### The exercise:
Lay out as a JSON list of strings, one per line and with blank lines dropped, only the part of the material that opens with the line containing "x-tick-label: 25min xyxy=(476,454,514,468)" and closes with the line containing "note-mark: ※ xyxy=(588,541,596,552)", both included.

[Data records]
++++++++++++++++++++

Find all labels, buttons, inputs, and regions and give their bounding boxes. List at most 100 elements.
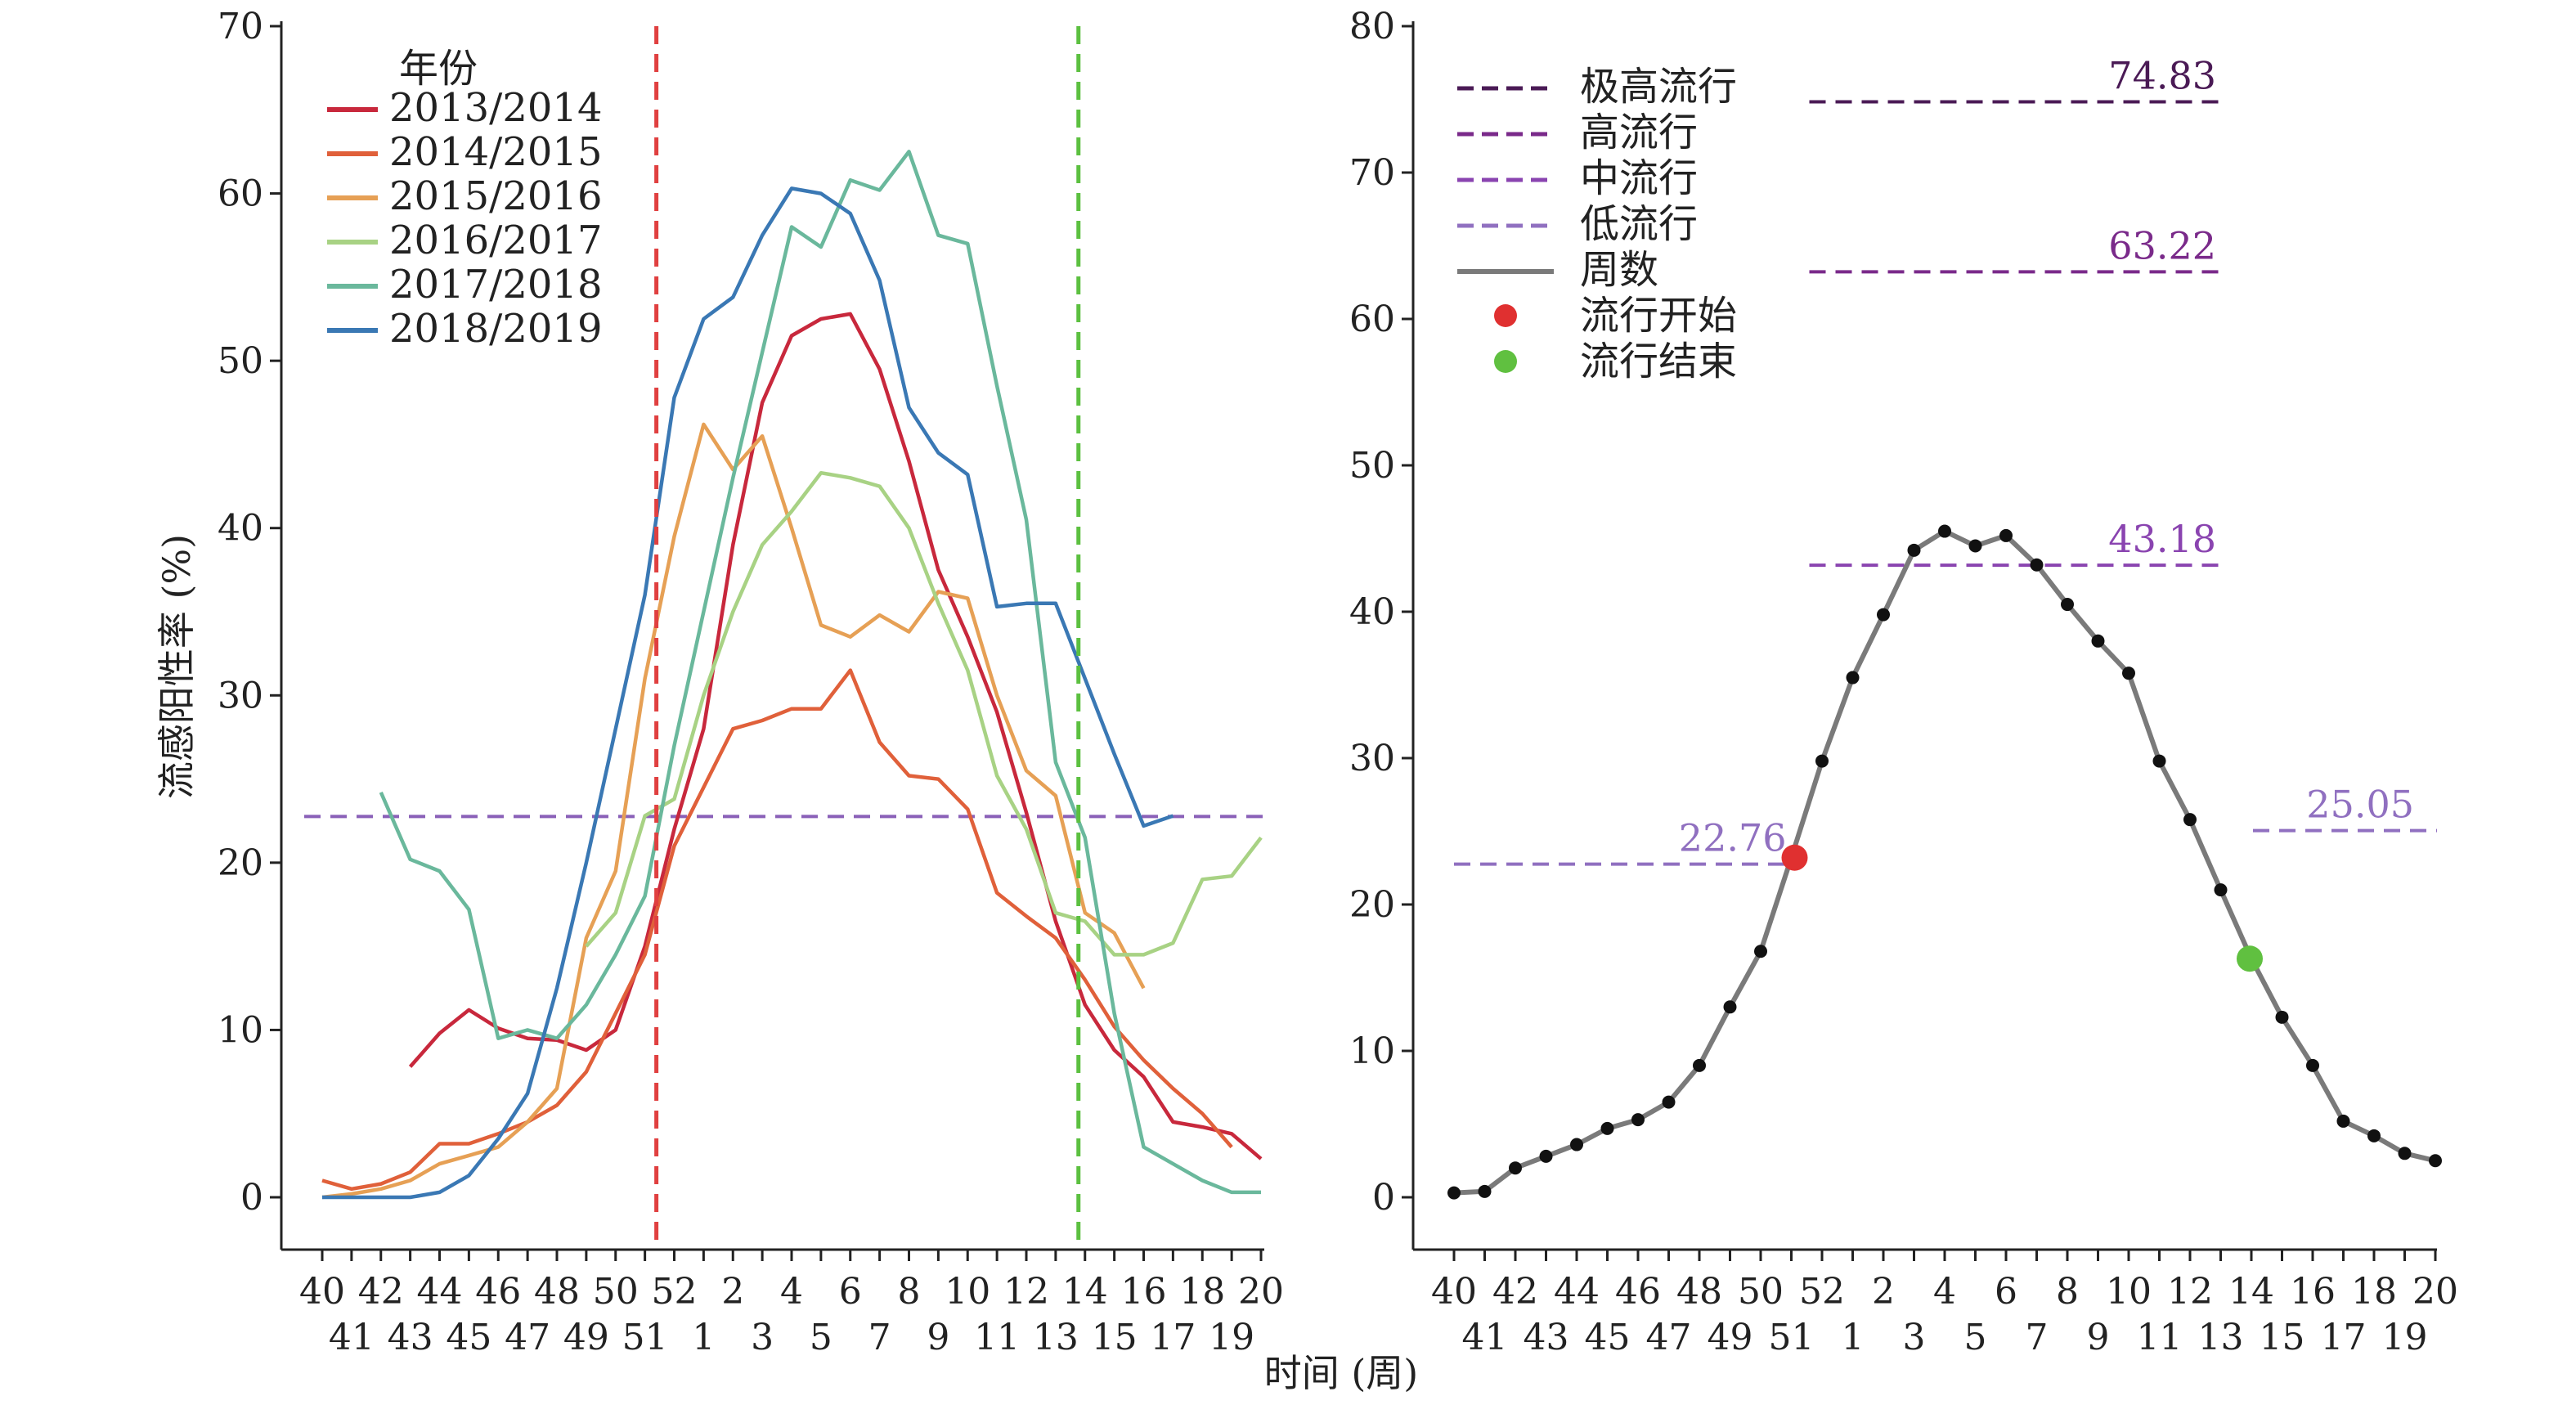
legend-label: 2013/2014 bbox=[389, 85, 602, 131]
right-y-tick-label: 80 bbox=[1349, 6, 1395, 47]
left-y-axis-label: 流感阳性率 (%) bbox=[155, 534, 199, 799]
legend-label: 极高流行 bbox=[1580, 64, 1737, 110]
data-point bbox=[1815, 754, 1829, 768]
left-x-tick-label: 1 bbox=[692, 1317, 715, 1358]
right-x-tick-label: 8 bbox=[2056, 1271, 2079, 1313]
right-y-tick-label: 50 bbox=[1349, 445, 1395, 487]
left-x-tick-label: 7 bbox=[868, 1317, 891, 1358]
legend-label: 2015/2016 bbox=[389, 173, 602, 219]
data-point bbox=[2122, 667, 2135, 680]
left-x-tick-label: 20 bbox=[1238, 1271, 1284, 1313]
right-x-tick-label: 43 bbox=[1524, 1317, 1569, 1358]
right-x-tick-label: 46 bbox=[1615, 1271, 1661, 1313]
right-x-tick-label: 4 bbox=[1933, 1271, 1956, 1313]
right-x-tick-label: 10 bbox=[2106, 1271, 2152, 1313]
left-x-tick-label: 9 bbox=[927, 1317, 949, 1358]
data-point bbox=[1662, 1095, 1676, 1109]
left-x-tick-label: 50 bbox=[593, 1271, 639, 1313]
right-y-tick-label: 0 bbox=[1372, 1177, 1395, 1219]
left-x-tick-label: 18 bbox=[1179, 1271, 1225, 1313]
end-point bbox=[2237, 945, 2263, 972]
right-x-tick-label: 11 bbox=[2137, 1317, 2183, 1358]
data-point bbox=[2367, 1129, 2381, 1142]
right-x-tick-label: 13 bbox=[2198, 1317, 2244, 1358]
data-point bbox=[1754, 945, 1767, 958]
right-x-tick-label: 2 bbox=[1872, 1271, 1895, 1313]
right-y-tick-label: 10 bbox=[1349, 1030, 1395, 1072]
data-point bbox=[1723, 1000, 1737, 1014]
data-point bbox=[1938, 524, 1951, 538]
series-line-2013-2014 bbox=[408, 312, 1263, 1160]
right-x-tick-label: 12 bbox=[2167, 1271, 2213, 1313]
left-x-tick-label: 13 bbox=[1033, 1317, 1079, 1358]
data-point bbox=[1509, 1161, 1522, 1175]
left-x-tick-label: 43 bbox=[388, 1317, 433, 1358]
left-y-tick-label: 30 bbox=[218, 675, 263, 716]
right-x-tick-label: 44 bbox=[1554, 1271, 1600, 1313]
data-point bbox=[1968, 539, 1982, 553]
right-y-tick-label: 70 bbox=[1349, 152, 1395, 194]
data-point bbox=[2091, 634, 2105, 648]
data-point bbox=[1693, 1058, 1706, 1072]
post-threshold-label: 25.05 bbox=[2306, 783, 2414, 827]
data-point bbox=[1478, 1184, 1492, 1198]
data-point bbox=[1846, 671, 1860, 685]
right-x-tick-label: 15 bbox=[2260, 1317, 2305, 1358]
left-x-tick-label: 14 bbox=[1062, 1271, 1108, 1313]
left-x-tick-label: 17 bbox=[1150, 1317, 1196, 1358]
left-x-tick-label: 10 bbox=[945, 1271, 990, 1313]
right-x-tick-label: 48 bbox=[1676, 1271, 1722, 1313]
data-point bbox=[1539, 1149, 1553, 1163]
left-x-tick-label: 12 bbox=[1003, 1271, 1049, 1313]
right-x-tick-label: 41 bbox=[1462, 1317, 1508, 1358]
legend-label: 高流行 bbox=[1580, 110, 1698, 155]
threshold-label: 74.83 bbox=[2108, 54, 2216, 98]
right-x-tick-label: 52 bbox=[1799, 1271, 1845, 1313]
right-x-tick-label: 19 bbox=[2382, 1317, 2428, 1358]
data-point bbox=[2275, 1010, 2289, 1024]
data-point bbox=[1999, 528, 2013, 542]
left-x-tick-label: 44 bbox=[417, 1271, 463, 1313]
data-point bbox=[1447, 1186, 1461, 1200]
left-x-tick-label: 42 bbox=[358, 1271, 404, 1313]
left-x-tick-label: 4 bbox=[780, 1271, 803, 1313]
left-x-tick-label: 48 bbox=[534, 1271, 580, 1313]
right-x-tick-label: 6 bbox=[1995, 1271, 2017, 1313]
left-x-tick-label: 46 bbox=[475, 1271, 521, 1313]
data-point bbox=[1907, 543, 1921, 557]
data-point bbox=[1877, 608, 1890, 622]
left-x-tick-label: 47 bbox=[505, 1317, 550, 1358]
left-y-tick-label: 0 bbox=[240, 1177, 263, 1219]
legend-label: 周数 bbox=[1580, 247, 1658, 293]
left-y-tick-label: 20 bbox=[218, 842, 263, 884]
left-x-tick-label: 45 bbox=[446, 1317, 491, 1358]
data-point bbox=[1600, 1121, 1614, 1135]
legend-label: 2016/2017 bbox=[389, 218, 602, 263]
left-x-tick-label: 6 bbox=[839, 1271, 862, 1313]
right-x-tick-label: 16 bbox=[2290, 1271, 2336, 1313]
left-x-tick-label: 11 bbox=[974, 1317, 1020, 1358]
left-x-tick-label: 3 bbox=[751, 1317, 774, 1358]
data-point bbox=[2183, 813, 2197, 827]
x-axis-label: 时间 (周) bbox=[1264, 1351, 1419, 1395]
right-x-tick-label: 20 bbox=[2412, 1271, 2458, 1313]
legend-label: 2017/2018 bbox=[389, 262, 602, 307]
left-x-tick-label: 16 bbox=[1121, 1271, 1167, 1313]
left-x-tick-label: 15 bbox=[1092, 1317, 1138, 1358]
left-y-tick-label: 60 bbox=[218, 173, 263, 215]
legend-marker bbox=[1494, 350, 1517, 373]
data-point bbox=[1570, 1138, 1583, 1151]
left-y-tick-label: 10 bbox=[218, 1009, 263, 1051]
legend-label: 2018/2019 bbox=[389, 306, 602, 352]
right-x-tick-label: 9 bbox=[2087, 1317, 2110, 1358]
series-line-2018-2019 bbox=[322, 186, 1174, 1200]
right-x-tick-label: 17 bbox=[2321, 1317, 2367, 1358]
right-x-tick-label: 40 bbox=[1431, 1271, 1477, 1313]
right-y-tick-label: 60 bbox=[1349, 299, 1395, 340]
data-point bbox=[2398, 1147, 2412, 1160]
right-x-tick-label: 3 bbox=[1903, 1317, 1926, 1358]
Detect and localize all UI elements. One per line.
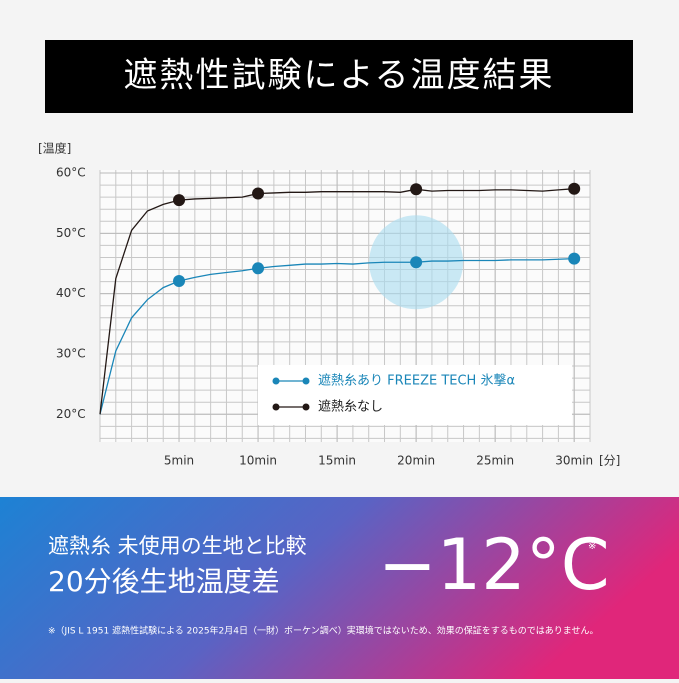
x-tick-label: 25min xyxy=(476,454,514,468)
summary-band xyxy=(0,497,679,679)
y-axis-label: [温度] xyxy=(38,141,71,156)
x-tick-label: 15min xyxy=(318,454,356,468)
y-tick-label: 40°C xyxy=(56,286,86,300)
title: 遮熱性試験による温度結果 xyxy=(124,56,555,96)
data-point xyxy=(568,182,581,195)
legend-label: 遮熱糸あり FREEZE TECH 氷撃α xyxy=(318,373,515,389)
x-tick-label: 20min xyxy=(397,454,435,468)
x-tick-label: 10min xyxy=(239,454,277,468)
data-point xyxy=(410,256,423,269)
y-tick-label: 20°C xyxy=(56,407,86,421)
y-tick-label: 60°C xyxy=(56,166,86,180)
difference: −12°C xyxy=(378,524,610,606)
x-tick-label: 5min xyxy=(164,454,194,468)
data-point xyxy=(252,262,265,275)
title-banner xyxy=(45,40,633,113)
legend-marker xyxy=(302,403,310,411)
legend-marker xyxy=(272,403,280,411)
x-axis-label: [分] xyxy=(599,454,620,468)
legend-box xyxy=(258,365,572,425)
legend-label: 遮熱糸なし xyxy=(318,399,383,415)
summary-line2: 20分後生地温度差 xyxy=(48,565,280,598)
data-point xyxy=(252,187,265,200)
legend-marker xyxy=(302,377,310,385)
y-tick-label: 30°C xyxy=(56,346,86,360)
legend-marker xyxy=(272,377,280,385)
data-point xyxy=(410,183,423,196)
data-point xyxy=(568,252,581,265)
data-point xyxy=(173,274,186,287)
note-mark: ※ xyxy=(588,541,596,552)
footnote: ※（JIS L 1951 遮熱性試験による 2025年2月4日（一財）ボーケン調… xyxy=(48,625,598,637)
data-point xyxy=(173,194,186,207)
summary-line1: 遮熱糸 未使用の生地と比較 xyxy=(48,534,307,558)
plot: 20°C 30°C 40°C 50°C 60°C 5min 10min 15min 20min 2… xyxy=(56,166,593,468)
y-tick-label: 50°C xyxy=(56,226,86,240)
x-tick-label: 30min xyxy=(555,454,593,468)
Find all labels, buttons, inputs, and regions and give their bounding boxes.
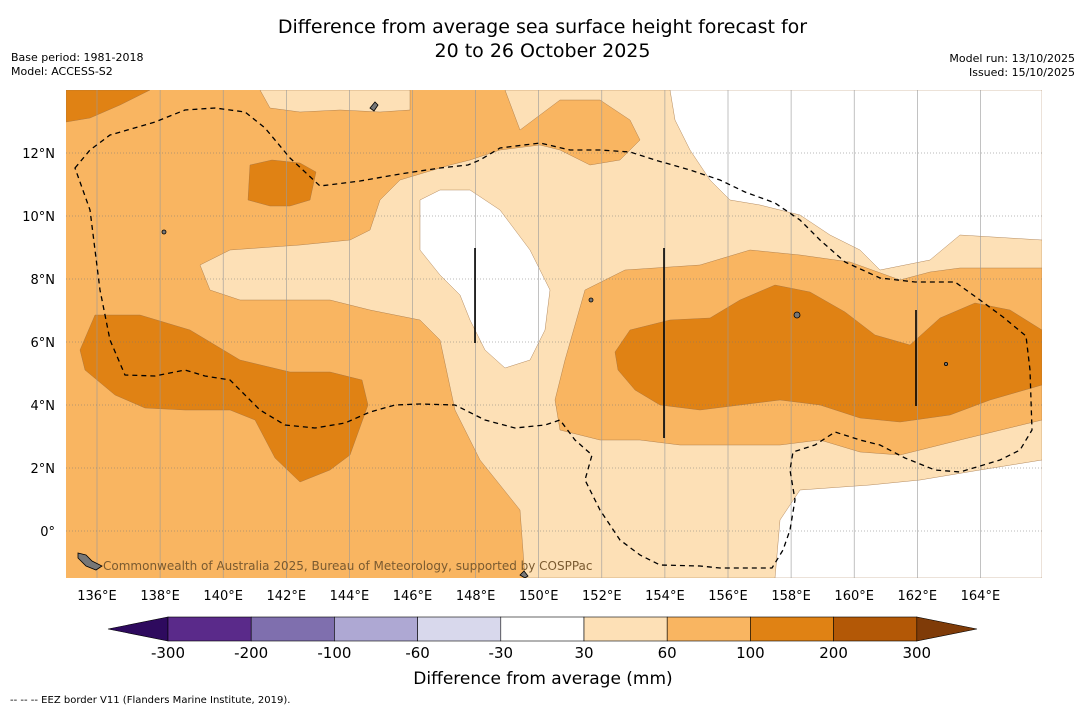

++++++++++++++++++++

### Exercise result:
[
  "x-tick-label: 25min xyxy=(476,454,514,468)",
  "summary-band xyxy=(0,497,679,679)",
  "y-axis-label: [温度] xyxy=(38,141,71,156)",
  "x-tick-label: 15min xyxy=(318,454,356,468)",
  "y-tick-label: 40°C xyxy=(56,286,86,300)",
  "title: 遮熱性試験による温度結果 xyxy=(124,56,555,96)",
  "data-point xyxy=(568,182,581,195)",
  "legend-label: 遮熱糸あり FREEZE TECH 氷撃α xyxy=(318,373,515,389)",
  "x-tick-label: 20min xyxy=(397,454,435,468)",
  "x-tick-label: 10min xyxy=(239,454,277,468)",
  "data-point xyxy=(410,256,423,269)",
  "y-tick-label: 20°C xyxy=(56,407,86,421)",
  "y-tick-label: 60°C xyxy=(56,166,86,180)",
  "difference: −12°C xyxy=(378,524,610,606)",
  "x-tick-label: 5min xyxy=(164,454,194,468)",
  "data-point xyxy=(252,262,265,275)",
  "title-banner xyxy=(45,40,633,113)",
  "legend-marker xyxy=(302,403,310,411)",
  "legend-marker xyxy=(272,403,280,411)",
  "x-axis-label: [分] xyxy=(599,454,620,468)",
  "legend-box xyxy=(258,365,572,425)",
  "legend-label: 遮熱糸なし xyxy=(318,399,383,415)",
  "summary-line2: 20分後生地温度差 xyxy=(48,565,280,598)",
  "data-point xyxy=(252,187,265,200)",
  "legend-marker xyxy=(302,377,310,385)",
  "y-tick-label: 30°C xyxy=(56,346,86,360)",
  "legend-marker xyxy=(272,377,280,385)",
  "data-point xyxy=(410,183,423,196)",
  "data-point xyxy=(568,252,581,265)",
  "data-point xyxy=(173,274,186,287)",
  "note-mark: ※ xyxy=(588,541,596,552)"
]